**** Document section ****

Facebook fundraising part one: the future of Facebook
When people talk about Facebook in relation to charities, they often ask what the return on investment is. The general perception of social giving via Facebook is that it’s not a great way to raise money, but is fantastic as a communication and community building tool. This is true, but only to a certain extent.
At JustGiving, the UK’s largest online fundraising website, we have found that encouraging and enabling individual charity supporters to share their donations or updates about their fundraising events on Facebook has a great impact on amounts raised – research shows that just one share on Facebook encourages between £1 and £18 in extra donations.
To look to the future and understand the true potential of online fundraising on Facebook, it’s first necessary to look to the past.
The growth of Facebook
In the summer of 2007, Facebook overtook Google to become the biggest source of web traffic to JustGiving, and then at the end of 2008, Facebook started to bring us more traffic than email. In the intervening years, Facebook has continued to grow in importance and become the primary way that people who use JustGiving to raise money for charity tell their friends about their fundraising event and ask for sponsorship.
In 2012 alone, Facebook drove over 1.8 million individual donors to JustGiving, who collectively gave £34 million, of which £5.3 million was donated by people coming to the site from the mobile version of Facebook.
Building the JustGiving Facebook app
One of the ways we reacted to this growth was by building an application that people could use to donate to charity or sponsor a friend without leaving Facebook – this generated over £250,000 in the first nine months of 2012. Given the continuation of this growth, we expect that by 2015, 50% of donations made through JustGiving will come from Facebook.
In a way, this growth in online fundraising reflects Facebook’s own incredible growth. As of March 2013, it has 1.11 billion monthly active users, of which 751 million users accessed the site through their mobile.
So the prospective audience is huge, and more importantly, hugely engaged. But how do non-profits make the most of it?
Making the most of Facebook
To start, organisations that have Facebook pages should make the most of its features and plan an approach that engages their online community.

****

Exercise A: In the Facebook fundraising text, how much did the donors that Facebook drove to JustGiving give in 2012?
Exercise B: Write out the section of the Facebook fundraising text that opens with the words containing "In a way, this" and closes with "their online community.".
Exercise C: Decide whether each statement agrees with the Facebook fundraising text: (i) Facebook overtook Google as the biggest source of web traffic to JustGiving in the summer of 2007; (ii) the JustGiving Facebook app generated over £500,000 in the first nine months of 2012; (iii) as of March 2013, Facebook had 1.11 billion monthly active users. For each, answer yes or no and quote the words of the text that decide it.

**** Data ****

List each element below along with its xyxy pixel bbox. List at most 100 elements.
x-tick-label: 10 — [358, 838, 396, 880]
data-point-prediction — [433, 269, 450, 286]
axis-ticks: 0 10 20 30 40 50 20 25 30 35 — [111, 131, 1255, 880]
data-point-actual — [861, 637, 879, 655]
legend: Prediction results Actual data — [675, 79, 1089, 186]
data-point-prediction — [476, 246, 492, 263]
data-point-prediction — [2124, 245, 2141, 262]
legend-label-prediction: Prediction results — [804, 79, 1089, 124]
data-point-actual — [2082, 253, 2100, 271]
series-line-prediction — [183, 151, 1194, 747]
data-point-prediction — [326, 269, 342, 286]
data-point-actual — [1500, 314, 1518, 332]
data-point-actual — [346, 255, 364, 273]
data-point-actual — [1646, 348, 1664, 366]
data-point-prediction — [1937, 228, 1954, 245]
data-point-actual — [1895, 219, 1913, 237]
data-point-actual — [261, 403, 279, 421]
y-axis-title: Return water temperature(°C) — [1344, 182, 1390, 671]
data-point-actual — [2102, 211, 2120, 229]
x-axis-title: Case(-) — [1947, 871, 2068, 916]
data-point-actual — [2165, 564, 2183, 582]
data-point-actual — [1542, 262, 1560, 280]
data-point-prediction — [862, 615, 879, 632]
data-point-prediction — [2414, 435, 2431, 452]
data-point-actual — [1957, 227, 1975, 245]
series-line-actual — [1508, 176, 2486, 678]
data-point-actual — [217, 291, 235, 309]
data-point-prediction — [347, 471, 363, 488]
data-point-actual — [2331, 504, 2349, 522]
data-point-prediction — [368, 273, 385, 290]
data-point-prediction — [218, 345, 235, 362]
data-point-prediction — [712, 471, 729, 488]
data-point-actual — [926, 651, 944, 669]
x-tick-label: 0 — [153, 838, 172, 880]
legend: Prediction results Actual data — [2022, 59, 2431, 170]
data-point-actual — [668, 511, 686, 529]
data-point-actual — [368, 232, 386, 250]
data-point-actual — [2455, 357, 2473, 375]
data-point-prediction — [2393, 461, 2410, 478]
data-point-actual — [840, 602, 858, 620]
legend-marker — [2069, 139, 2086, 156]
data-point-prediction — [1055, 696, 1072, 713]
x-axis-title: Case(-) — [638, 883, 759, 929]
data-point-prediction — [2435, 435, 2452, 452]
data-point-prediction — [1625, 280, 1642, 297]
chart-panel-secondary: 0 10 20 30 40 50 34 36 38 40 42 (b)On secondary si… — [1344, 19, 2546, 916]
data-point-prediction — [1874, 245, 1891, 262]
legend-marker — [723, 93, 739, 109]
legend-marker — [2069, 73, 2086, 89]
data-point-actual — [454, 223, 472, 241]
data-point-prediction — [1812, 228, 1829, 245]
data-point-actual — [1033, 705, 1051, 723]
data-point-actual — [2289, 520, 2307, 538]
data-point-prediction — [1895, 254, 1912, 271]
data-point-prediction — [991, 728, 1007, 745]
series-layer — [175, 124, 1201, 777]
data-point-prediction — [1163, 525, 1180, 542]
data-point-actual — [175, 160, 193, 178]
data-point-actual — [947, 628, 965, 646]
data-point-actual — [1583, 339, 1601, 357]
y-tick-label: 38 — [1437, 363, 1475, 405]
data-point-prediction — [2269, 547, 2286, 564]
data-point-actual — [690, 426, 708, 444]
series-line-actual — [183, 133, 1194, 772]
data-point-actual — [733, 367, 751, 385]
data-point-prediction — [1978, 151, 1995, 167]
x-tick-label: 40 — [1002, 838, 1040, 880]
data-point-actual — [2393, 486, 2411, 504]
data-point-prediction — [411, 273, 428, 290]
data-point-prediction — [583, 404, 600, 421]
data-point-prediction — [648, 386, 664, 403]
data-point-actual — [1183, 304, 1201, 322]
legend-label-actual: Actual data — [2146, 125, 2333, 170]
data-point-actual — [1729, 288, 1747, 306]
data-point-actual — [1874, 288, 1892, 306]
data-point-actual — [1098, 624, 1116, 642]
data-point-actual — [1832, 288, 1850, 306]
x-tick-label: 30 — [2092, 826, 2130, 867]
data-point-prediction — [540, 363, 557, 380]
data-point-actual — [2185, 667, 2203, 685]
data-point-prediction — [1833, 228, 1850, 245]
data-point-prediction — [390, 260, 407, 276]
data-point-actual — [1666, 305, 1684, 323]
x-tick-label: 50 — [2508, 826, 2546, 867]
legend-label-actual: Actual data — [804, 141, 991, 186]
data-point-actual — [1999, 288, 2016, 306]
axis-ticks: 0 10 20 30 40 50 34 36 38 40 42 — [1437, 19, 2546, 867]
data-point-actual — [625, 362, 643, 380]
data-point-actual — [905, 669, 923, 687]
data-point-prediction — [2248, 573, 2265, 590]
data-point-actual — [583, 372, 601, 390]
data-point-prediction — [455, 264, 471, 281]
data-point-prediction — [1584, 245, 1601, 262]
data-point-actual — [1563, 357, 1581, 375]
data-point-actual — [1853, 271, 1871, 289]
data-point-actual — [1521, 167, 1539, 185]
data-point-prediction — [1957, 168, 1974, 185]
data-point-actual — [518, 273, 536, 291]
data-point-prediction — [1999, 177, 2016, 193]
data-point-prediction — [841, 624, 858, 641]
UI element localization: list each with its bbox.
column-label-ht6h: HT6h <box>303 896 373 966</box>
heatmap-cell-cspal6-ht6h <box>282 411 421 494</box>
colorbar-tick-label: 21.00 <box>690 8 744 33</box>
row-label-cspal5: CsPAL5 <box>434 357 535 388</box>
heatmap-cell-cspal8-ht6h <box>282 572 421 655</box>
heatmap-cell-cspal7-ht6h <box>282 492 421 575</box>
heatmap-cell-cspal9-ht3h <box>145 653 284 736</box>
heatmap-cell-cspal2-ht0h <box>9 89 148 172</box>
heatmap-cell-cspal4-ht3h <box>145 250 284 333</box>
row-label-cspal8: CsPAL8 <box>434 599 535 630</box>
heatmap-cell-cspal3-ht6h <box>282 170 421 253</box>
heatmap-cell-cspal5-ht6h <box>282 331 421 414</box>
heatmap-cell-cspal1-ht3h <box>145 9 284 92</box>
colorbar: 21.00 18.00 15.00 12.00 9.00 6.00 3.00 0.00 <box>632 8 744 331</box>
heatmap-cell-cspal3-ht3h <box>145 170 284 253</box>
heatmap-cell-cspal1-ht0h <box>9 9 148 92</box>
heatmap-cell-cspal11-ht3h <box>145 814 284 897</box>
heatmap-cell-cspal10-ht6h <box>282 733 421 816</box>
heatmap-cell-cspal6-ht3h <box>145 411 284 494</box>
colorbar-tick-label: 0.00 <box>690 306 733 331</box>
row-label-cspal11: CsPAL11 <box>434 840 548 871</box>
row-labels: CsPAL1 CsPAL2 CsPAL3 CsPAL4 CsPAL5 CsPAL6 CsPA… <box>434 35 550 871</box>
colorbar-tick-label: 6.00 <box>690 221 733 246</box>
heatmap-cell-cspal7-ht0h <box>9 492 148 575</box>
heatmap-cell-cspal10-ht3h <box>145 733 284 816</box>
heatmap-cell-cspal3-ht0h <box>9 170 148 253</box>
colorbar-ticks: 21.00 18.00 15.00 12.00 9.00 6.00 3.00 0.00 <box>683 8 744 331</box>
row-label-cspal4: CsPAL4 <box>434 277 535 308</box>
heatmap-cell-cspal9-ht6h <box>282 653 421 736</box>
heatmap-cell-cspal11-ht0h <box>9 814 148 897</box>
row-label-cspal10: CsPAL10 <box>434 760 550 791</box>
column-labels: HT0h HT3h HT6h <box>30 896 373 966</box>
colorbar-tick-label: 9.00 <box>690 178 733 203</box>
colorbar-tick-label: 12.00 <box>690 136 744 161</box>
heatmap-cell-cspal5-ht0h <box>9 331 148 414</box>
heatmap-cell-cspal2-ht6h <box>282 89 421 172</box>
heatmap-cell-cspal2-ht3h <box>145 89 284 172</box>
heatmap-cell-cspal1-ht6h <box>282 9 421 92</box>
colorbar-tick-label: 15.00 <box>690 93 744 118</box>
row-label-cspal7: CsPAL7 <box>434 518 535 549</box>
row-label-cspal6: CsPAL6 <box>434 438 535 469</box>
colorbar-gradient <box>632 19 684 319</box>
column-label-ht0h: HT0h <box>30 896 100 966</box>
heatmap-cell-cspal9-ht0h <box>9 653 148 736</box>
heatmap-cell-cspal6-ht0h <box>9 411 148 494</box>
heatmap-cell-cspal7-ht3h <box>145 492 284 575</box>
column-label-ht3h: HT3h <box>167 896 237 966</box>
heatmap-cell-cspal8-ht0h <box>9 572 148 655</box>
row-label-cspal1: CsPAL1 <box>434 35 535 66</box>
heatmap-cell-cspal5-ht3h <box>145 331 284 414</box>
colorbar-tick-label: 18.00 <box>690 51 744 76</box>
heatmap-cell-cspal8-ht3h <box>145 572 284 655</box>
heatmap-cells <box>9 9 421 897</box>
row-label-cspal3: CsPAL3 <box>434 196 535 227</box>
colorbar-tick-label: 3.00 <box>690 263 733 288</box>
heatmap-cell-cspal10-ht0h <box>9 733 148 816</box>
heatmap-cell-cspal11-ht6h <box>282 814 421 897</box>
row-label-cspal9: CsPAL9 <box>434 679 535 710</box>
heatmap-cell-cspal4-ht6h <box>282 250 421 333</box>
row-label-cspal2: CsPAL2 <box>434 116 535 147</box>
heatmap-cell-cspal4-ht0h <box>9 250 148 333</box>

****

Answer box A: They collectively gave £34 million.

Answer box B:
In a way, this growth in online fundraising reflects Facebook’s own incredible growth. As of March 2013, it has 1.11 billion monthly active users, of which 751 million users accessed the site through their mobile.
So the prospective audience is huge, and more importantly, hugely engaged. But how do non-profits make the most of it?
Making the most of Facebook
To start, organisations that have Facebook pages should make the most of its features and plan an approach that engages their online community.

Answer box C:
(i) Yes: "In the summer of 2007, Facebook overtook Google to become the biggest source of web traffic to JustGiving"
(ii) No: "this generated over £250,000 in the first nine months of 2012"
(iii) Yes: "As of March 2013, it has 1.11 billion monthly active users"